_THE PROBLEM_.
Set the listing down unchanged, minus every embedded image.

++++++++++++++++++++

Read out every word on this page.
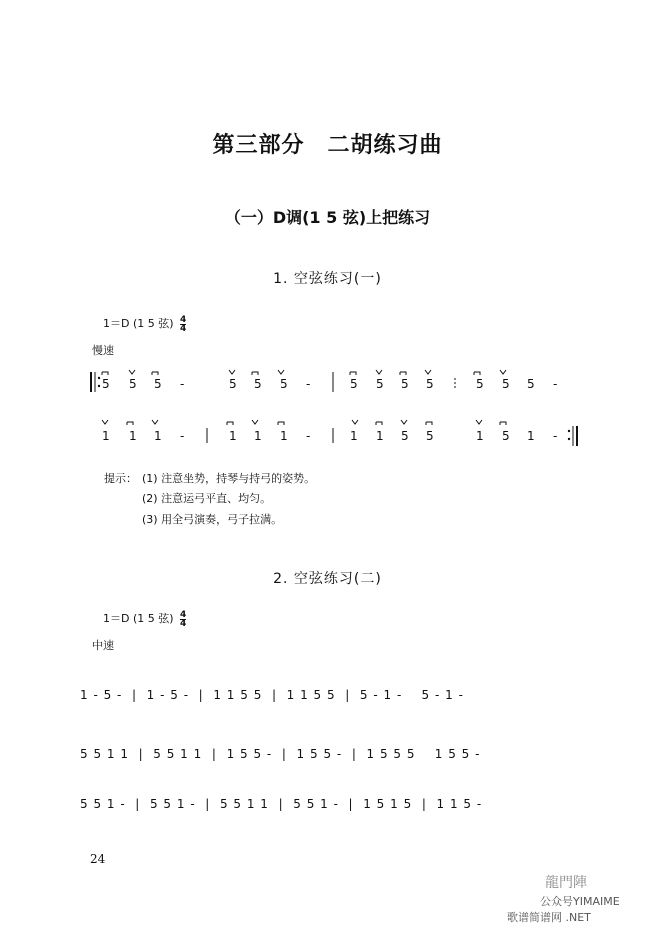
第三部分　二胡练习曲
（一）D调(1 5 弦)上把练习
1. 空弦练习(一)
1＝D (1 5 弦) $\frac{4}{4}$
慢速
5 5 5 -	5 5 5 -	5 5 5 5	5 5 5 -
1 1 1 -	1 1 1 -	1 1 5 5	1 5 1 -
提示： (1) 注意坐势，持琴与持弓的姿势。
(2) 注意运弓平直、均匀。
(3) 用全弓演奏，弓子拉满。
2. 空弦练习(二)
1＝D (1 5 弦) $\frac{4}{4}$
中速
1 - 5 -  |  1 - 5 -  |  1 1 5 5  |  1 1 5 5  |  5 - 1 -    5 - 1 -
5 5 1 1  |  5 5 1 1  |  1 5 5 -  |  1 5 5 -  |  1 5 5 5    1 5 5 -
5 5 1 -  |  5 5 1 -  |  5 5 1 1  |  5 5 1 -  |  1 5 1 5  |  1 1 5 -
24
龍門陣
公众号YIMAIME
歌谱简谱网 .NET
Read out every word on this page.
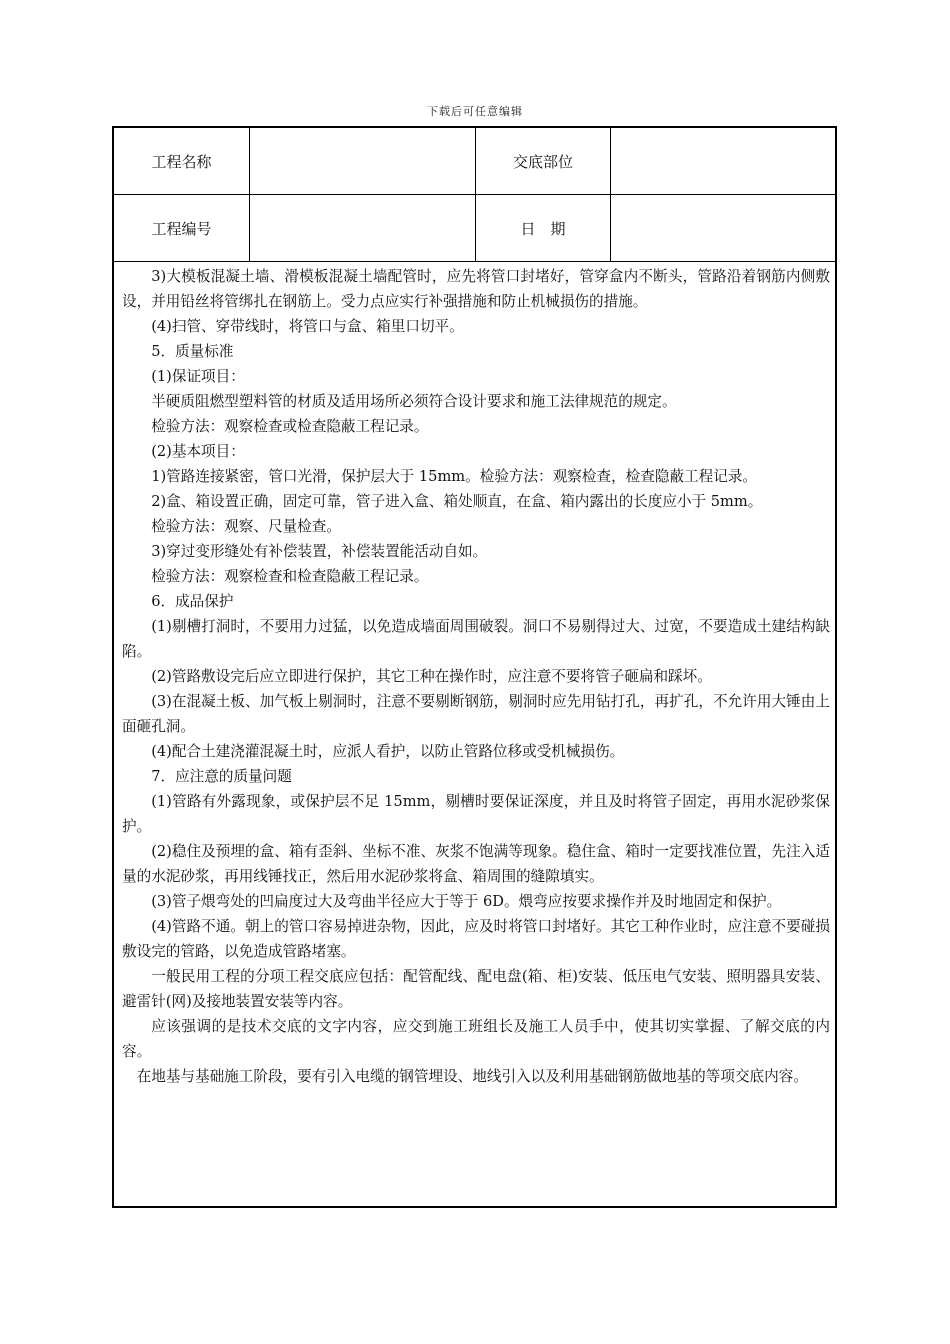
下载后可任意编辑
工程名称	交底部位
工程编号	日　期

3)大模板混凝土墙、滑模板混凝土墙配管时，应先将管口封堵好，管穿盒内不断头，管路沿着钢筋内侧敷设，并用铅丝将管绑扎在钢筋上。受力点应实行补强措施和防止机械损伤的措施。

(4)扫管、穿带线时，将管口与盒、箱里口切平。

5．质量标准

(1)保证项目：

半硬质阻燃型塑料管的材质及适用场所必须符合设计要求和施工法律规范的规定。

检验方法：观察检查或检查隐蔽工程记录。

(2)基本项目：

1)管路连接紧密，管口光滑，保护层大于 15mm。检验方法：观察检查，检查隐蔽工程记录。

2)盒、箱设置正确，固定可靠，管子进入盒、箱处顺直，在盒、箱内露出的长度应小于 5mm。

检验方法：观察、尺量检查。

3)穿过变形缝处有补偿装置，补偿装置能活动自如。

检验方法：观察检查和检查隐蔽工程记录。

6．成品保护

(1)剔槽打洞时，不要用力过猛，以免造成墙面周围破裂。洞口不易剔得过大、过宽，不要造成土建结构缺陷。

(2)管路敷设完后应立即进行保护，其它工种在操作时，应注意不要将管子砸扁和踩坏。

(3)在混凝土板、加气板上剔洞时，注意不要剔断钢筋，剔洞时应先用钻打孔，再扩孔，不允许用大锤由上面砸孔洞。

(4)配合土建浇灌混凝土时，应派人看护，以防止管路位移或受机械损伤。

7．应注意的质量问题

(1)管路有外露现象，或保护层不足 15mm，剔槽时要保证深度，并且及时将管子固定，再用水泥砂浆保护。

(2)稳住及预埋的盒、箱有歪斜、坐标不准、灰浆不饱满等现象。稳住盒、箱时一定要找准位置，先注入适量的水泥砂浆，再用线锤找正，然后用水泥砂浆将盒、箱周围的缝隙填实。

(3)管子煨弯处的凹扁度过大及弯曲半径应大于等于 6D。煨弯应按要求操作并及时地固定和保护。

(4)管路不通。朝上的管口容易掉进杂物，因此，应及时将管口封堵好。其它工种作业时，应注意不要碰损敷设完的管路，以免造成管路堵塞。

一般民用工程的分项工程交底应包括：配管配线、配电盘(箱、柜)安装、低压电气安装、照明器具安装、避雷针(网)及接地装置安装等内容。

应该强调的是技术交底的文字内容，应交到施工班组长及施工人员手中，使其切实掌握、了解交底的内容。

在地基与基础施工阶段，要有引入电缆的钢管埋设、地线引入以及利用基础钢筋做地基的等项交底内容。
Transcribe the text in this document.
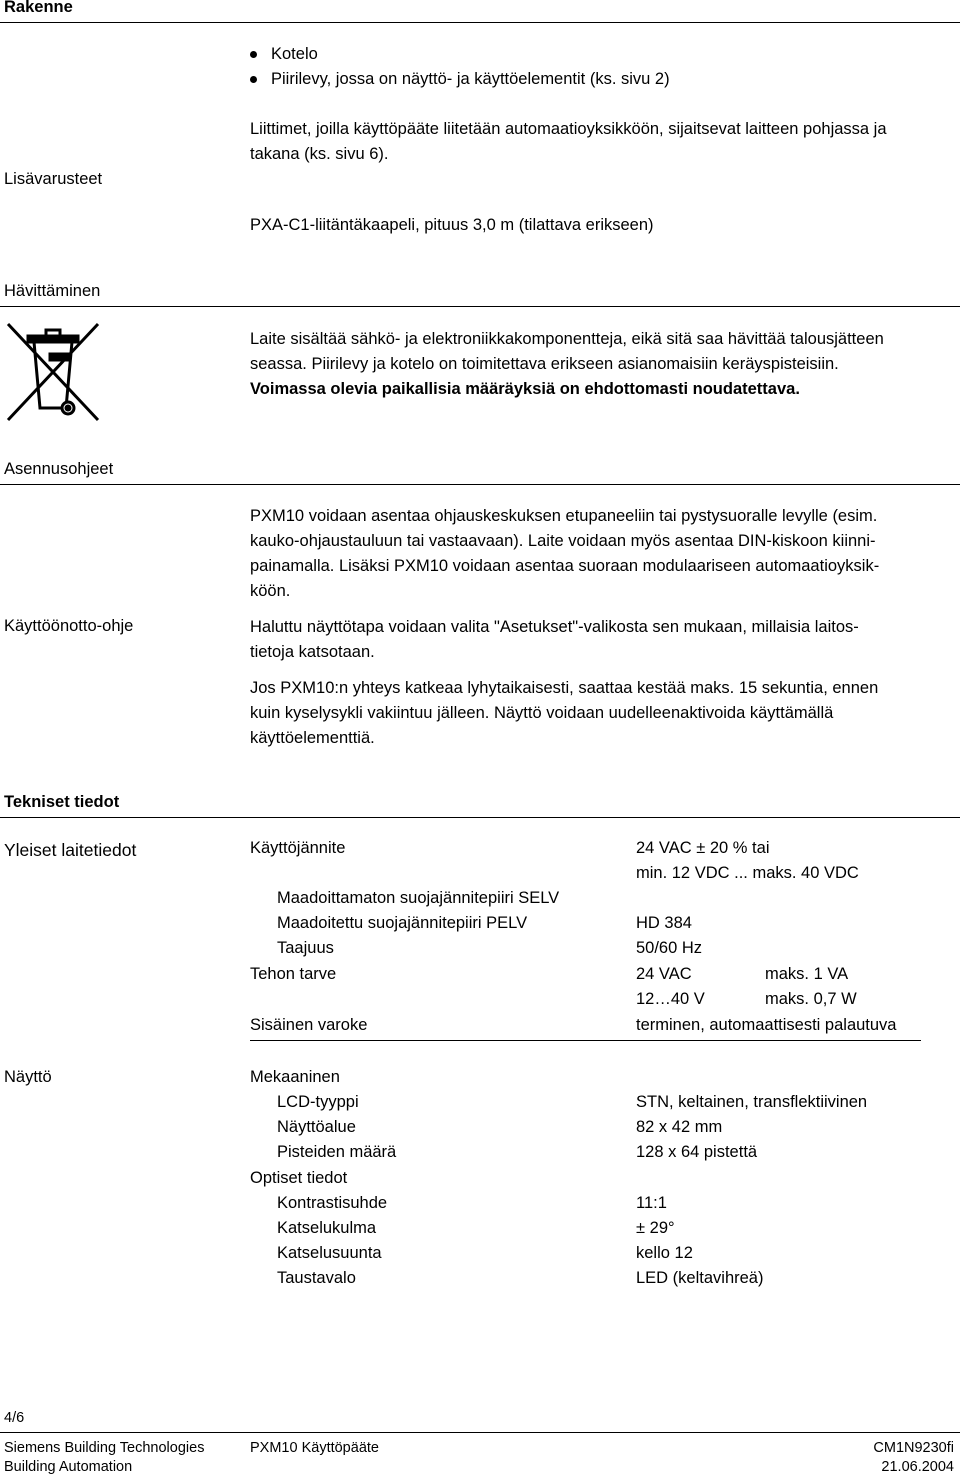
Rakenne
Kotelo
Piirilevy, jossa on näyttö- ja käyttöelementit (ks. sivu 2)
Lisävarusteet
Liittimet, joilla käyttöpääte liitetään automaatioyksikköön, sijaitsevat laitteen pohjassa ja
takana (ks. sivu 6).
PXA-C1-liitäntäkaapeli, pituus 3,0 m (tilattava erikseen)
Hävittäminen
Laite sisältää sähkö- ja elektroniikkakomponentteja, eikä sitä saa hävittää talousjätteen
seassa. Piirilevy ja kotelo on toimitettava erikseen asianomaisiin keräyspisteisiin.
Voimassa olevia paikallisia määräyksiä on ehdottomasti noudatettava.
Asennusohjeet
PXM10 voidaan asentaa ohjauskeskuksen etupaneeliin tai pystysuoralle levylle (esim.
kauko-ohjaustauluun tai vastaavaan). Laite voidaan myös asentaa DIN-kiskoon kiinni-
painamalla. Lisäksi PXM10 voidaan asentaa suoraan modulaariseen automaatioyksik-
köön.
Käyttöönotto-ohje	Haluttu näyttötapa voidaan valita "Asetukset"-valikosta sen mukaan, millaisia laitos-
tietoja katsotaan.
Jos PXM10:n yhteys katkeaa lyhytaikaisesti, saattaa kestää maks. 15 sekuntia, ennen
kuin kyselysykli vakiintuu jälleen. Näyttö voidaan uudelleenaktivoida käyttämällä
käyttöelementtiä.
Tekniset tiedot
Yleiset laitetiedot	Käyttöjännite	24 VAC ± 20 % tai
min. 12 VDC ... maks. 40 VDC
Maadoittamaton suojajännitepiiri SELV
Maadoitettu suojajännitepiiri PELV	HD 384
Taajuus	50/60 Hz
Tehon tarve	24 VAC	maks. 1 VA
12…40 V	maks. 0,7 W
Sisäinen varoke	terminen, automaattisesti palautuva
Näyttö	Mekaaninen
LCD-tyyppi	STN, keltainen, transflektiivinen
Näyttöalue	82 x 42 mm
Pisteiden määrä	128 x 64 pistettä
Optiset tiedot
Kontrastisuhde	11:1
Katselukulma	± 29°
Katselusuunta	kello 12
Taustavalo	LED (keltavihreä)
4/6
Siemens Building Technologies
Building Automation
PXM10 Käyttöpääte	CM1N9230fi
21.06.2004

++++++++++++++++++++

_RESPONSE BELOW_.
Read out every word on this page.
第三部分　二胡练习曲
（一）D调(1 5 弦)上把练习
1. 空弦练习(一)
1＝D (1 5 弦) $\frac{4}{4}$
慢速
5 5 5 -	5 5 5 -	5 5 5 5	5 5 5 -
1 1 1 -	1 1 1 -	1 1 5 5	1 5 1 -
提示： (1) 注意坐势，持琴与持弓的姿势。
(2) 注意运弓平直、均匀。
(3) 用全弓演奏，弓子拉满。
2. 空弦练习(二)
1＝D (1 5 弦) $\frac{4}{4}$
中速
1 - 5 -  |  1 - 5 -  |  1 1 5 5  |  1 1 5 5  |  5 - 1 -    5 - 1 -
5 5 1 1  |  5 5 1 1  |  1 5 5 -  |  1 5 5 -  |  1 5 5 5    1 5 5 -
5 5 1 -  |  5 5 1 -  |  5 5 1 1  |  5 5 1 -  |  1 5 1 5  |  1 1 5 -
24
龍門陣
公众号YIMAIME
歌谱简谱网 .NET
Read out every word on this page.
下载后可任意编辑
工程名称	交底部位
工程编号	日　期

3)大模板混凝土墙、滑模板混凝土墙配管时，应先将管口封堵好，管穿盒内不断头，管路沿着钢筋内侧敷设，并用铅丝将管绑扎在钢筋上。受力点应实行补强措施和防止机械损伤的措施。

(4)扫管、穿带线时，将管口与盒、箱里口切平。

5．质量标准

(1)保证项目：

半硬质阻燃型塑料管的材质及适用场所必须符合设计要求和施工法律规范的规定。

检验方法：观察检查或检查隐蔽工程记录。

(2)基本项目：

1)管路连接紧密，管口光滑，保护层大于 15mm。检验方法：观察检查，检查隐蔽工程记录。

2)盒、箱设置正确，固定可靠，管子进入盒、箱处顺直，在盒、箱内露出的长度应小于 5mm。

检验方法：观察、尺量检查。

3)穿过变形缝处有补偿装置，补偿装置能活动自如。

检验方法：观察检查和检查隐蔽工程记录。

6．成品保护

(1)剔槽打洞时，不要用力过猛，以免造成墙面周围破裂。洞口不易剔得过大、过宽，不要造成土建结构缺陷。

(2)管路敷设完后应立即进行保护，其它工种在操作时，应注意不要将管子砸扁和踩坏。

(3)在混凝土板、加气板上剔洞时，注意不要剔断钢筋，剔洞时应先用钻打孔，再扩孔，不允许用大锤由上面砸孔洞。

(4)配合土建浇灌混凝土时，应派人看护，以防止管路位移或受机械损伤。

7．应注意的质量问题

(1)管路有外露现象，或保护层不足 15mm，剔槽时要保证深度，并且及时将管子固定，再用水泥砂浆保护。

(2)稳住及预埋的盒、箱有歪斜、坐标不准、灰浆不饱满等现象。稳住盒、箱时一定要找准位置，先注入适量的水泥砂浆，再用线锤找正，然后用水泥砂浆将盒、箱周围的缝隙填实。

(3)管子煨弯处的凹扁度过大及弯曲半径应大于等于 6D。煨弯应按要求操作并及时地固定和保护。

(4)管路不通。朝上的管口容易掉进杂物，因此，应及时将管口封堵好。其它工种作业时，应注意不要碰损敷设完的管路，以免造成管路堵塞。

一般民用工程的分项工程交底应包括：配管配线、配电盘(箱、柜)安装、低压电气安装、照明器具安装、避雷针(网)及接地装置安装等内容。

应该强调的是技术交底的文字内容，应交到施工班组长及施工人员手中，使其切实掌握、了解交底的内容。

在地基与基础施工阶段，要有引入电缆的钢管埋设、地线引入以及利用基础钢筋做地基的等项交底内容。
Transcribe the text in this document.
Rakenne
Kotelo
Piirilevy, jossa on näyttö- ja käyttöelementit (ks. sivu 2)
Lisävarusteet
Liittimet, joilla käyttöpääte liitetään automaatioyksikköön, sijaitsevat laitteen pohjassa ja
takana (ks. sivu 6).
PXA-C1-liitäntäkaapeli, pituus 3,0 m (tilattava erikseen)
Hävittäminen
Laite sisältää sähkö- ja elektroniikkakomponentteja, eikä sitä saa hävittää talousjätteen
seassa. Piirilevy ja kotelo on toimitettava erikseen asianomaisiin keräyspisteisiin.
Voimassa olevia paikallisia määräyksiä on ehdottomasti noudatettava.
Asennusohjeet
PXM10 voidaan asentaa ohjauskeskuksen etupaneeliin tai pystysuoralle levylle (esim.
kauko-ohjaustauluun tai vastaavaan). Laite voidaan myös asentaa DIN-kiskoon kiinni-
painamalla. Lisäksi PXM10 voidaan asentaa suoraan modulaariseen automaatioyksik-
köön.
Käyttöönotto-ohje	Haluttu näyttötapa voidaan valita "Asetukset"-valikosta sen mukaan, millaisia laitos-
tietoja katsotaan.
Jos PXM10:n yhteys katkeaa lyhytaikaisesti, saattaa kestää maks. 15 sekuntia, ennen
kuin kyselysykli vakiintuu jälleen. Näyttö voidaan uudelleenaktivoida käyttämällä
käyttöelementtiä.
Tekniset tiedot
Yleiset laitetiedot	Käyttöjännite	24 VAC ± 20 % tai
min. 12 VDC ... maks. 40 VDC
Maadoittamaton suojajännitepiiri SELV
Maadoitettu suojajännitepiiri PELV	HD 384
Taajuus	50/60 Hz
Tehon tarve	24 VAC	maks. 1 VA
12…40 V	maks. 0,7 W
Sisäinen varoke	terminen, automaattisesti palautuva
Näyttö	Mekaaninen
LCD-tyyppi	STN, keltainen, transflektiivinen
Näyttöalue	82 x 42 mm
Pisteiden määrä	128 x 64 pistettä
Optiset tiedot
Kontrastisuhde	11:1
Katselukulma	± 29°
Katselusuunta	kello 12
Taustavalo	LED (keltavihreä)
4/6
Siemens Building Technologies
Building Automation
PXM10 Käyttöpääte	CM1N9230fi
21.06.2004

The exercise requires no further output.